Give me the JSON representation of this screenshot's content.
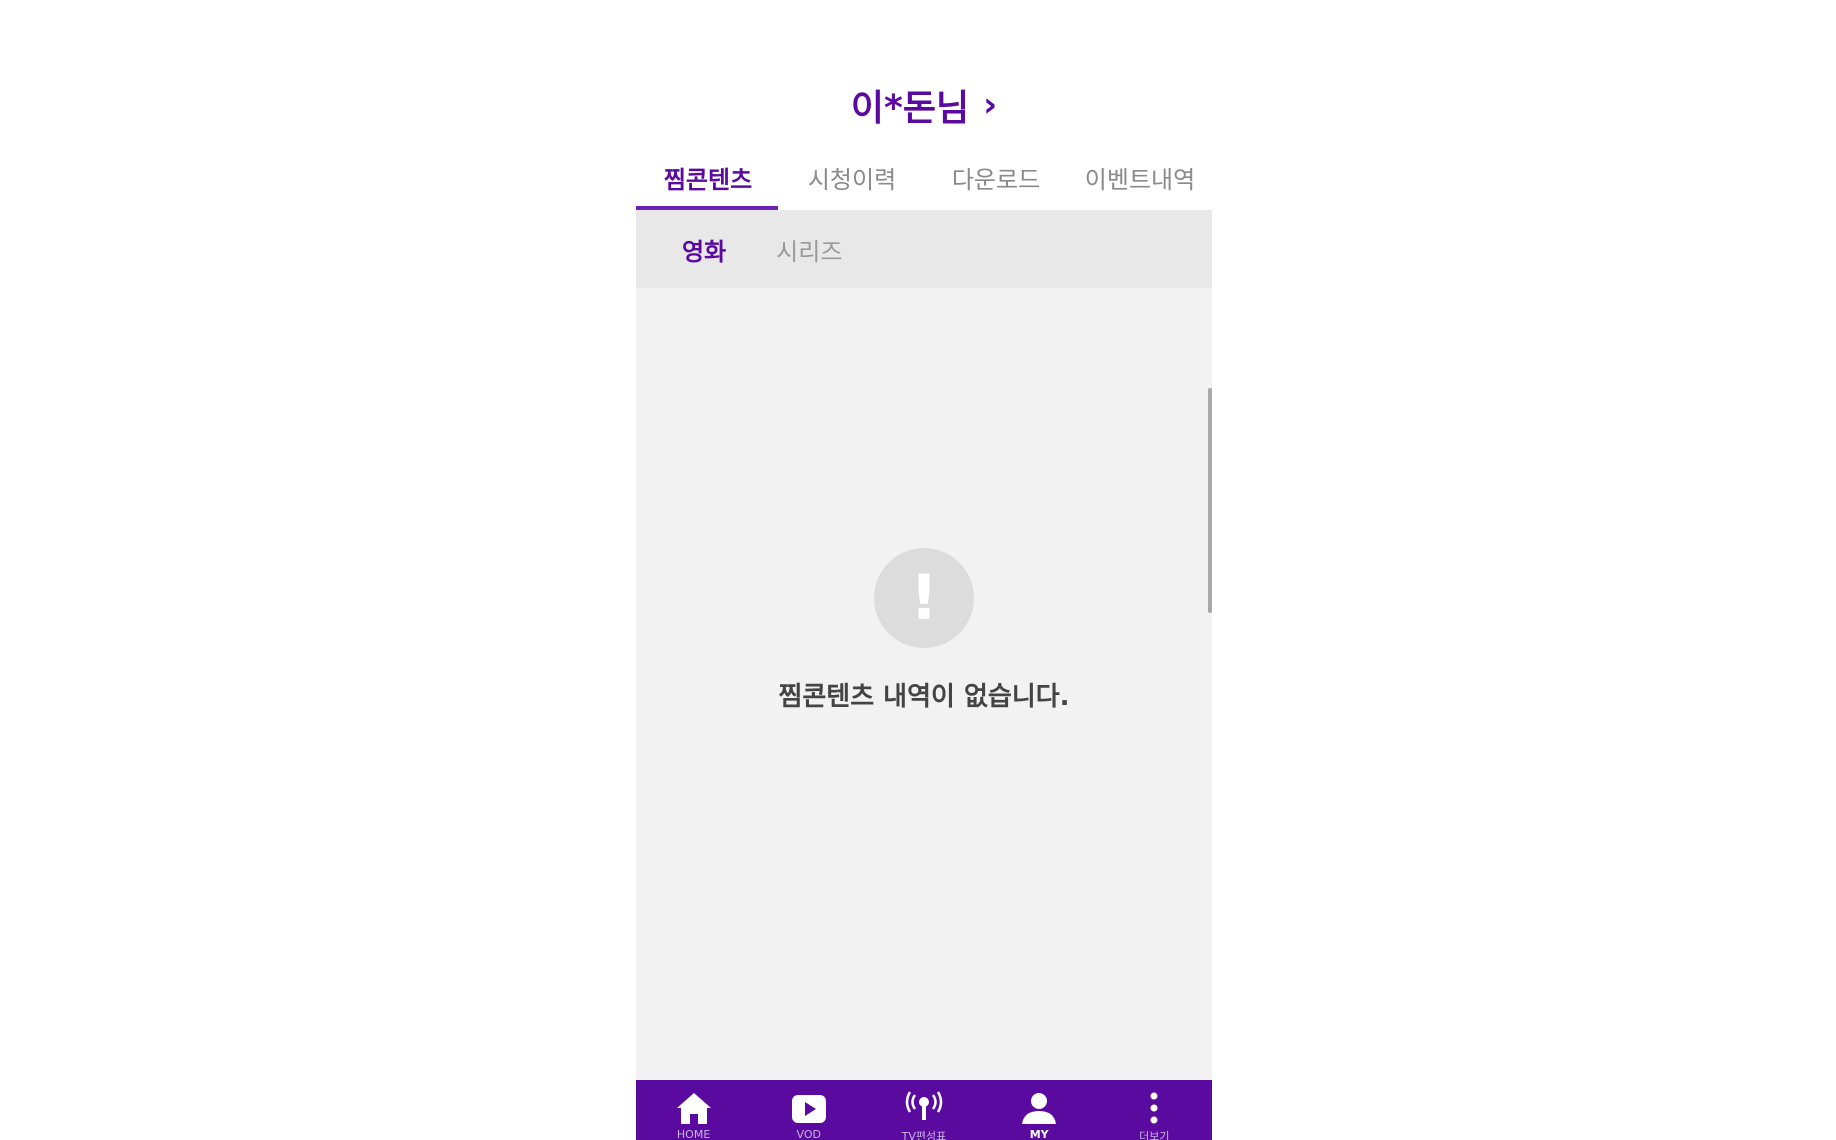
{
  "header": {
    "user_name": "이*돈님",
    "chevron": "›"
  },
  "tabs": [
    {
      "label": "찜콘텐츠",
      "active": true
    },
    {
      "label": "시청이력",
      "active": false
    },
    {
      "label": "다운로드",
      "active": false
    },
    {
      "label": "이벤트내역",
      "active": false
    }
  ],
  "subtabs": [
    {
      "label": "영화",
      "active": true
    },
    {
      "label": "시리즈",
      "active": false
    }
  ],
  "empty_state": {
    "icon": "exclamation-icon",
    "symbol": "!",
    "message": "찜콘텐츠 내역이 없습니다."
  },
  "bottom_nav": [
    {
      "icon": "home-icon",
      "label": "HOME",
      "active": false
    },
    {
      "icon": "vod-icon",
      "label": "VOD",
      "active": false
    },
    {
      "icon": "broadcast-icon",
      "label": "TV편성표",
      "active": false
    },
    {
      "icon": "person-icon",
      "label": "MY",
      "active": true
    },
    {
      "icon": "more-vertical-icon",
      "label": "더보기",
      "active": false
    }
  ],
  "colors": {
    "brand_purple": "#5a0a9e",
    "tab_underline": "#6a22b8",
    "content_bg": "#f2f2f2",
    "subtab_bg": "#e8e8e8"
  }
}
* * *
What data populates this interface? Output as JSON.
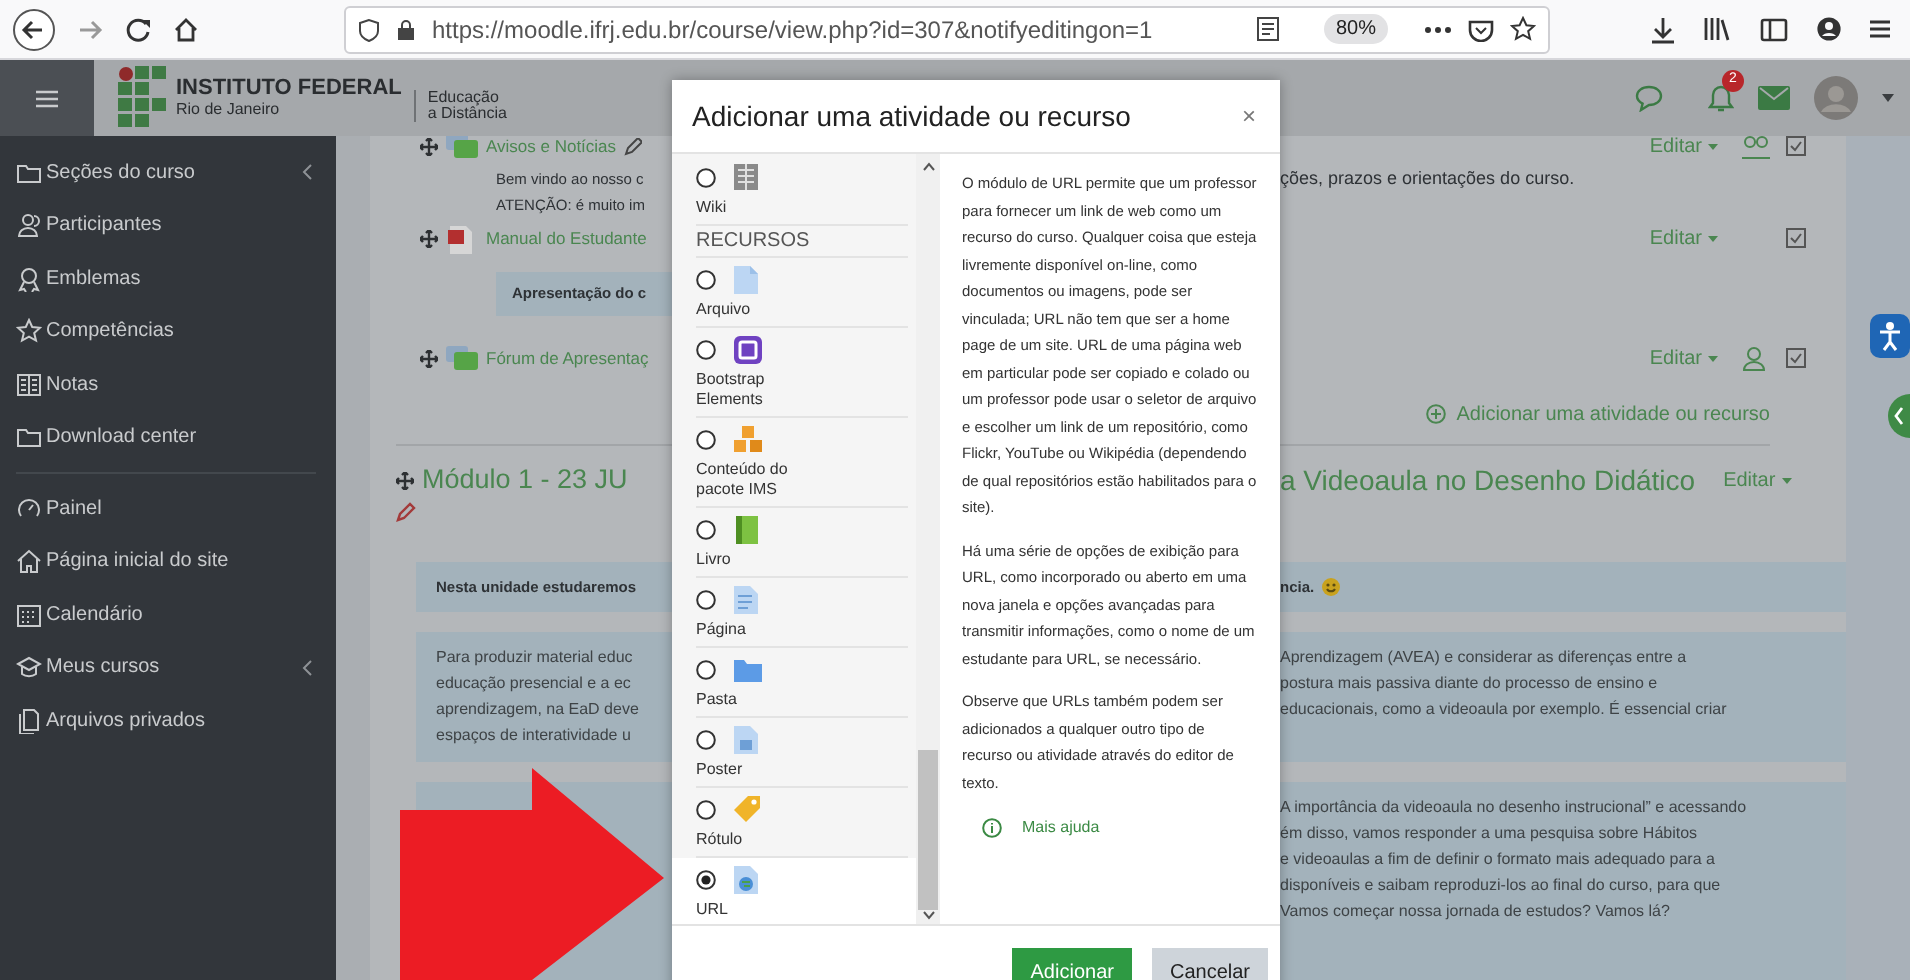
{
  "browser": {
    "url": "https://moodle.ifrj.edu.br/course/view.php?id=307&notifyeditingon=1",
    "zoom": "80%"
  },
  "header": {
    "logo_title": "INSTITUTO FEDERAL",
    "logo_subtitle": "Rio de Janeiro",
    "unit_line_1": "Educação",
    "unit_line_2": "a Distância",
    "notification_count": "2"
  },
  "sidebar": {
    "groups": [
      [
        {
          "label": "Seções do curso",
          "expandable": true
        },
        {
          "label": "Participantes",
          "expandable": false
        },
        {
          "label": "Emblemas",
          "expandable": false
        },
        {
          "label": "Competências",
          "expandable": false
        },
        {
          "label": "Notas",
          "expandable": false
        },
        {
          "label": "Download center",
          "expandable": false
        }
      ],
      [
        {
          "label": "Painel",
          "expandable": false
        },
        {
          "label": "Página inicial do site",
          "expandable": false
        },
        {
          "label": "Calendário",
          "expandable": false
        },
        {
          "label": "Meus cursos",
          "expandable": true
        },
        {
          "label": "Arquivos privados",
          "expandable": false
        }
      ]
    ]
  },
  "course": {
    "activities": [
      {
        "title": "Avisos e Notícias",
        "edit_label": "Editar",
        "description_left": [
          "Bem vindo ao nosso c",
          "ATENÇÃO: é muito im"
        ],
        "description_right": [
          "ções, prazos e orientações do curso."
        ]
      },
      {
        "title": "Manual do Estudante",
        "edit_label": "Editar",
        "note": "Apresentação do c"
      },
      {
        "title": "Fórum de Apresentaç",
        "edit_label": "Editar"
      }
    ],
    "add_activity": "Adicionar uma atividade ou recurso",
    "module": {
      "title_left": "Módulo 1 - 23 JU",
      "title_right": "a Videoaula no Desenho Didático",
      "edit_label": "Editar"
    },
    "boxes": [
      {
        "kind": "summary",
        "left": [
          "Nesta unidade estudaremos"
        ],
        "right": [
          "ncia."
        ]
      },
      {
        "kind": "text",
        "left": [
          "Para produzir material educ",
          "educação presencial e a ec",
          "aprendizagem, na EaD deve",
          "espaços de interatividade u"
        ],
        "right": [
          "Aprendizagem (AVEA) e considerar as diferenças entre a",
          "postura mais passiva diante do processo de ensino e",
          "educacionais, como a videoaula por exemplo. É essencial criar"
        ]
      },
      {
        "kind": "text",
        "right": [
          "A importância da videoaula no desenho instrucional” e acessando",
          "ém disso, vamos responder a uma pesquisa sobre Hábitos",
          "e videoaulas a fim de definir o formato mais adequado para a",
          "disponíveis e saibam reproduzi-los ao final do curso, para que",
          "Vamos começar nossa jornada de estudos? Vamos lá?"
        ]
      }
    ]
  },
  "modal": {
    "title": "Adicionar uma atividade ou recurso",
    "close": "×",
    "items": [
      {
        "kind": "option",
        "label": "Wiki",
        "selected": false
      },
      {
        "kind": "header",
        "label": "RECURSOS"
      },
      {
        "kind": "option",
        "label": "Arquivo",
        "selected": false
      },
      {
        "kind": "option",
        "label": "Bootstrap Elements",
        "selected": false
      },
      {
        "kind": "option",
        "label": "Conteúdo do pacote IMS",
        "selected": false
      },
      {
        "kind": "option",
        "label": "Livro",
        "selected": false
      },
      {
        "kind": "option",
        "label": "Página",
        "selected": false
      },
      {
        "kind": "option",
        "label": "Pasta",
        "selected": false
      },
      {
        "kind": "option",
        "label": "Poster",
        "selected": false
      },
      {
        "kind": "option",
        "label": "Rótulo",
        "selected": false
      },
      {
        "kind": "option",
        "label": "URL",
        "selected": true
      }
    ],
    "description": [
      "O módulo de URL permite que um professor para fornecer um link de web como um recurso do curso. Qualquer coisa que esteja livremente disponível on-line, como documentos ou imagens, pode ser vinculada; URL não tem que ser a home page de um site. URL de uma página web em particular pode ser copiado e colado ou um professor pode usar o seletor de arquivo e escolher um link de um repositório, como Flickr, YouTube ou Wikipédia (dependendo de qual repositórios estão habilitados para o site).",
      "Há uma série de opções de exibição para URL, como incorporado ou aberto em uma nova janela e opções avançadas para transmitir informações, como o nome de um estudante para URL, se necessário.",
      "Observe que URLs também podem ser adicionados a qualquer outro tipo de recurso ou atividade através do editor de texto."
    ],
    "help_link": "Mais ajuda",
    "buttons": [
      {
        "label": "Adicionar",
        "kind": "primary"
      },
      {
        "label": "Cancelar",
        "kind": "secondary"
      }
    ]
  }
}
---
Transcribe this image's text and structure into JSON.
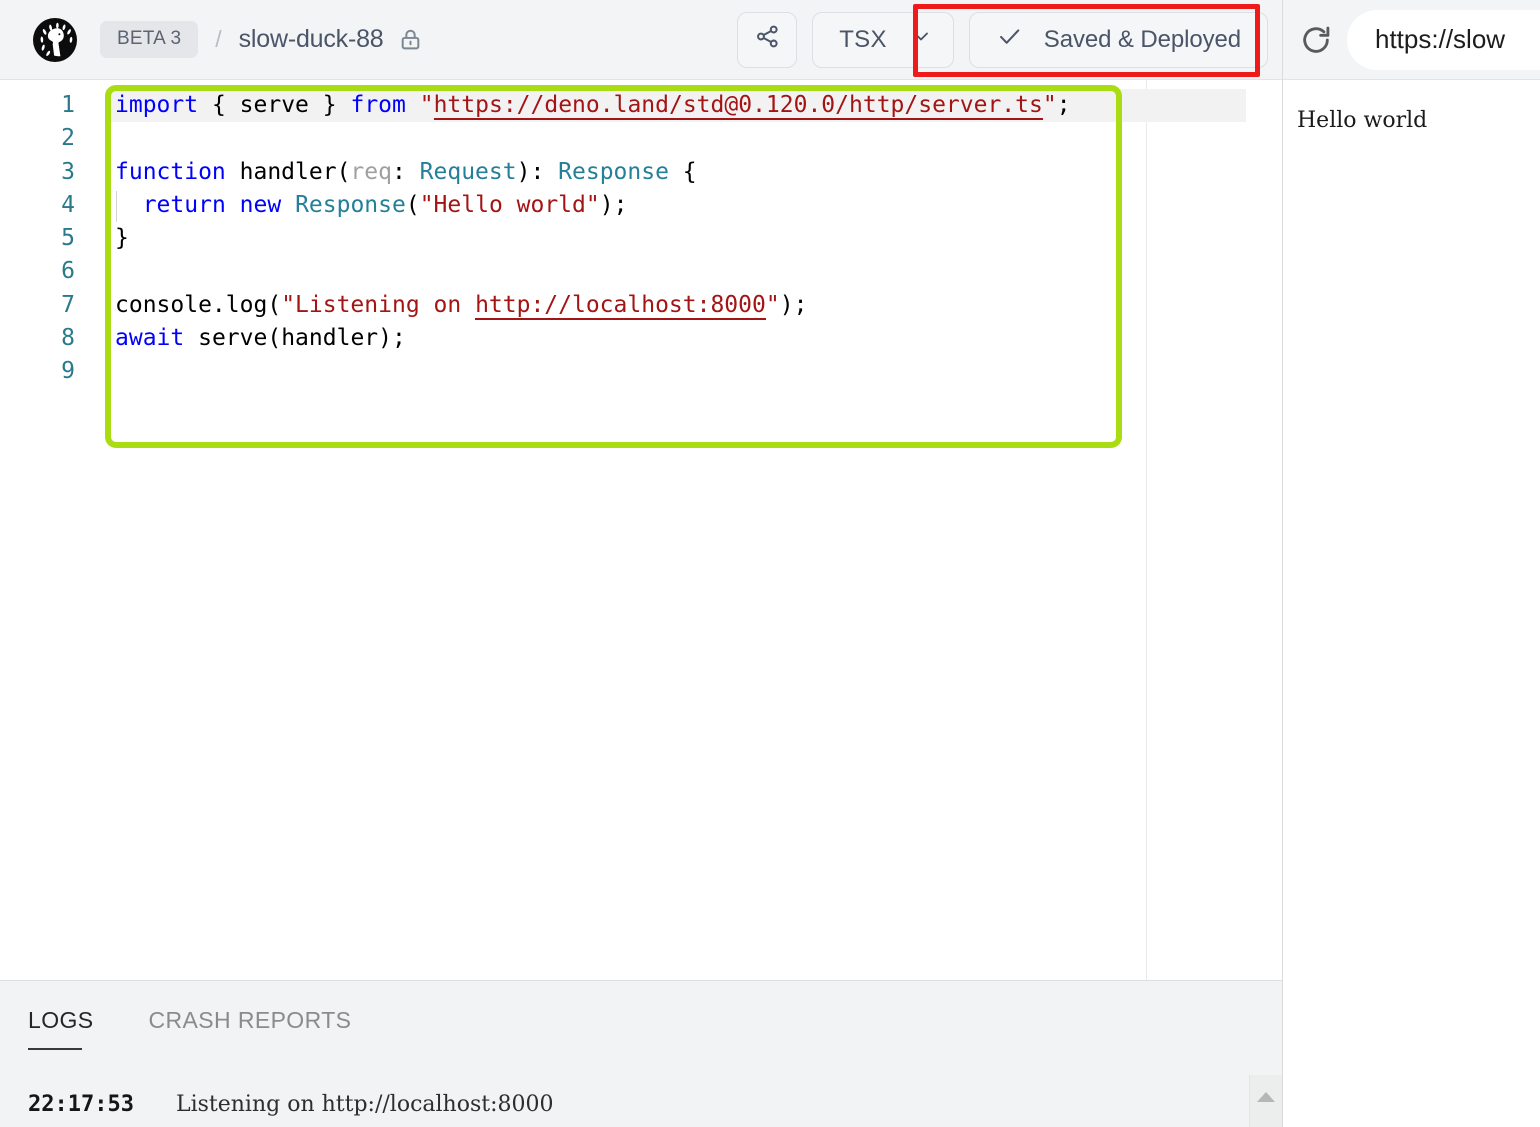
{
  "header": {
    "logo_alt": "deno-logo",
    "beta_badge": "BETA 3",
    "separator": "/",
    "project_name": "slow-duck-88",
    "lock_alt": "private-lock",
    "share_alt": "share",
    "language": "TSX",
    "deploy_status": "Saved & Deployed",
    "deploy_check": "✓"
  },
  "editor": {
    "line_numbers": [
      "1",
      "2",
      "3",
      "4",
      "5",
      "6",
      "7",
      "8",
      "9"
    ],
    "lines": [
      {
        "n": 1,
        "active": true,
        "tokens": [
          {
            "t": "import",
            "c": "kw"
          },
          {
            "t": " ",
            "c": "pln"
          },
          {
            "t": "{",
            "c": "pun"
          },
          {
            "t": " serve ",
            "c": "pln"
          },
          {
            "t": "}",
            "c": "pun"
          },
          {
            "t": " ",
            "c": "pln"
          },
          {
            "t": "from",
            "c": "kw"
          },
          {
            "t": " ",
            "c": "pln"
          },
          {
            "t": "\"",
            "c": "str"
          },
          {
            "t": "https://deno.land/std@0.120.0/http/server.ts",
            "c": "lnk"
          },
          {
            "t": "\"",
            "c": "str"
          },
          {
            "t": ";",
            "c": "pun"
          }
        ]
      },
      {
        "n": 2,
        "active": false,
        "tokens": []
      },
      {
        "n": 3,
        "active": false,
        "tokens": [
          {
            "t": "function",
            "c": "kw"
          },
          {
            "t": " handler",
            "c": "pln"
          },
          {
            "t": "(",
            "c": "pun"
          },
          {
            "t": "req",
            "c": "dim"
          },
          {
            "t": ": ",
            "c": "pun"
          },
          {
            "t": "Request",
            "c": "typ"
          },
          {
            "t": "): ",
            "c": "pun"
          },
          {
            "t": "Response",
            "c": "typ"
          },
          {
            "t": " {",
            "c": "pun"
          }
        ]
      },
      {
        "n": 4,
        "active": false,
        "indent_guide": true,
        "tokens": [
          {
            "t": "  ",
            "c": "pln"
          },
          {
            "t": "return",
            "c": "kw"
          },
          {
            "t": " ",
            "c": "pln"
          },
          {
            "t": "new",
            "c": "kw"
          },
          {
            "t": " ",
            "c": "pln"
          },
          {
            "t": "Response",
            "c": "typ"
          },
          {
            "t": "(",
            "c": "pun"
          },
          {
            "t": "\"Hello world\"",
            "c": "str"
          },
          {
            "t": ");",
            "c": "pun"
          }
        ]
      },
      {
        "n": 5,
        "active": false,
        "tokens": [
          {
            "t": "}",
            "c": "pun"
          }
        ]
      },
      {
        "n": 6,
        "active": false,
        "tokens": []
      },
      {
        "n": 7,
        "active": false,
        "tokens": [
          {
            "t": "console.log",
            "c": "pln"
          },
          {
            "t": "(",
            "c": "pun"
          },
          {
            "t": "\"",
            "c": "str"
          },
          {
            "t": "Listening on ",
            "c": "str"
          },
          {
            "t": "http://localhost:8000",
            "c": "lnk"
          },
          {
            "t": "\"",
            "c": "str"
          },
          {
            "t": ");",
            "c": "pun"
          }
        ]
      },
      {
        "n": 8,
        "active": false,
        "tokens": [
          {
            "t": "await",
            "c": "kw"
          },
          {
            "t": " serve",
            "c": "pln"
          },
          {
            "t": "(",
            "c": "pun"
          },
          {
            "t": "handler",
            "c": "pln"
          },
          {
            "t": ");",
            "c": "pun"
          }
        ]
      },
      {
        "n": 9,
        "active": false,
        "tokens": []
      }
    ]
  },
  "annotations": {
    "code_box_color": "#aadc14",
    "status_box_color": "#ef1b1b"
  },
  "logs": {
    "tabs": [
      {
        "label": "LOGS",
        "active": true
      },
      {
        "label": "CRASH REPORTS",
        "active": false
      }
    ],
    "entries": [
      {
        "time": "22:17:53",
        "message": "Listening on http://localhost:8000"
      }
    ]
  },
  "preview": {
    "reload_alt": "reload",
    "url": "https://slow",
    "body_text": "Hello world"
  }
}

• _Problem requirements_
Exactly how many lines of the listing above contain the string "message"? Give no more than the number.

• _Result_
2